- GOAL OF THE EXERCISE -
Copy the data precisely, character for character, and leave out every picture.

- MATERIAL SHOWN -
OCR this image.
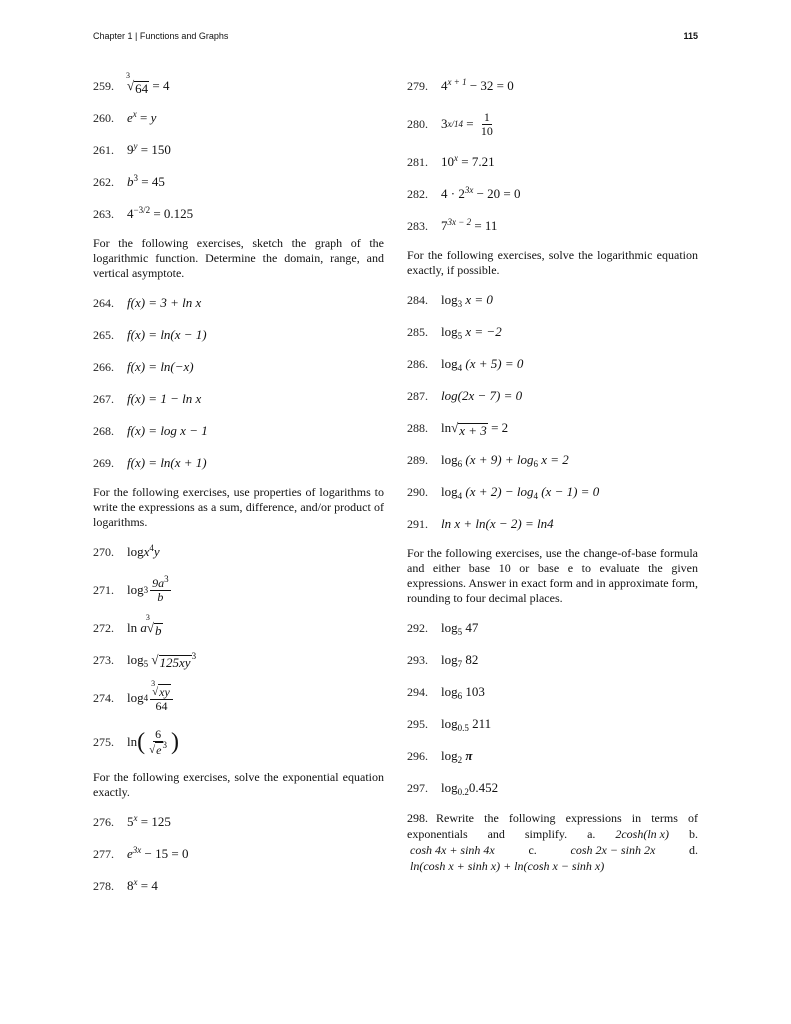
Chapter 1 | Functions and Graphs	115
259.
3
√ 64 = 4
260.	$e^x = y$
261.	$9^y = 150$
262.	$b^3 = 45$
263.	$4^{-3/2} = 0.125$
For the following exercises, sketch the graph of the logarithmic function. Determine the domain, range, and vertical asymptote.
264.	f(x) = 3 + ln x
265.	f(x) = ln(x − 1)
266.	f(x) = ln(−x)
267.	f(x) = 1 − ln x
268.	f(x) = log x − 1
269.	f(x) = ln(x + 1)
For the following exercises, use properties of logarithms to write the expressions as a sum, difference, and/or product of logarithms.
270.	logx$^4$y
271.	$\log 3 \frac{9a^3}{b}$
272.	ln a
3
√ b
273.	$\log_5$ √ 125xy $^3$
274.	log 4 3
√ xy
64
275.	ln ( $\frac{6}{√ e ^3}$ )
For the following exercises, solve the exponential equation exactly.
276.	$5^x = 125$
277.	$e^{3x} - 15 = 0$
278.	$8^x = 4$
279.	$4^{x + 1} - 32 = 0$
280.	3 $x/14 = \frac{1}{10}$
281.	$10^x = 7.21$
282.	$4 \cdot 2^{3x} - 20 = 0$
283.	$7^{3x - 2} = 11$
For the following exercises, solve the logarithmic equation exactly, if possible.
284.	$\log_3 x = 0$
285.	$\log_5 x = -2$
286.	$\log_4 (x + 5) = 0$
287.	log(2x − 7) = 0
288.	ln √ x + 3 = 2
289.	$\log_6 (x + 9) + \log_6 x = 2$
290.	$\log_4 (x + 2) - \log_4 (x - 1) = 0$
291.	ln x + ln(x − 2) = ln4
For the following exercises, use the change-of-base formula and either base 10 or base e to evaluate the given expressions. Answer in exact form and in approximate form, rounding to four decimal places.
292.	$\log_5 47$
293.	$\log_7 82$
294.	$\log_6 103$
295.	$\log_{0.5} 211$
296.	$\log_2 \pi$
297.	$\log_{0.2}0.452$
298. Rewrite the following expressions in terms of
exponentials and simplify. a. 2cosh(ln x) b.
cosh 4x + sinh 4x	c.	cosh 2x − sinh 2x	d.
ln(cosh x + sinh x) + ln(cosh x − sinh x)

- OUTPUT OF THE EXERCISE -
OCR this image.
Chapter 1 | Functions and Graphs	115
259.
3
√ 64 = 4
260.	$e^x = y$
261.	$9^y = 150$
262.	$b^3 = 45$
263.	$4^{-3/2} = 0.125$
For the following exercises, sketch the graph of the logarithmic function. Determine the domain, range, and vertical asymptote.
264.	f(x) = 3 + ln x
265.	f(x) = ln(x − 1)
266.	f(x) = ln(−x)
267.	f(x) = 1 − ln x
268.	f(x) = log x − 1
269.	f(x) = ln(x + 1)
For the following exercises, use properties of logarithms to write the expressions as a sum, difference, and/or product of logarithms.
270.	logx$^4$y
271.	$\log 3 \frac{9a^3}{b}$
272.	ln a
3
√ b
273.	$\log_5$ √ 125xy $^3$
274.	log 4 3
√ xy
64
275.	ln ( $\frac{6}{√ e ^3}$ )
For the following exercises, solve the exponential equation exactly.
276.	$5^x = 125$
277.	$e^{3x} - 15 = 0$
278.	$8^x = 4$
279.	$4^{x + 1} - 32 = 0$
280.	3 $x/14 = \frac{1}{10}$
281.	$10^x = 7.21$
282.	$4 \cdot 2^{3x} - 20 = 0$
283.	$7^{3x - 2} = 11$
For the following exercises, solve the logarithmic equation exactly, if possible.
284.	$\log_3 x = 0$
285.	$\log_5 x = -2$
286.	$\log_4 (x + 5) = 0$
287.	log(2x − 7) = 0
288.	ln √ x + 3 = 2
289.	$\log_6 (x + 9) + \log_6 x = 2$
290.	$\log_4 (x + 2) - \log_4 (x - 1) = 0$
291.	ln x + ln(x − 2) = ln4
For the following exercises, use the change-of-base formula and either base 10 or base e to evaluate the given expressions. Answer in exact form and in approximate form, rounding to four decimal places.
292.	$\log_5 47$
293.	$\log_7 82$
294.	$\log_6 103$
295.	$\log_{0.5} 211$
296.	$\log_2 \pi$
297.	$\log_{0.2}0.452$
298. Rewrite the following expressions in terms of
exponentials and simplify. a. 2cosh(ln x) b.
cosh 4x + sinh 4x	c.	cosh 2x − sinh 2x	d.
ln(cosh x + sinh x) + ln(cosh x − sinh x)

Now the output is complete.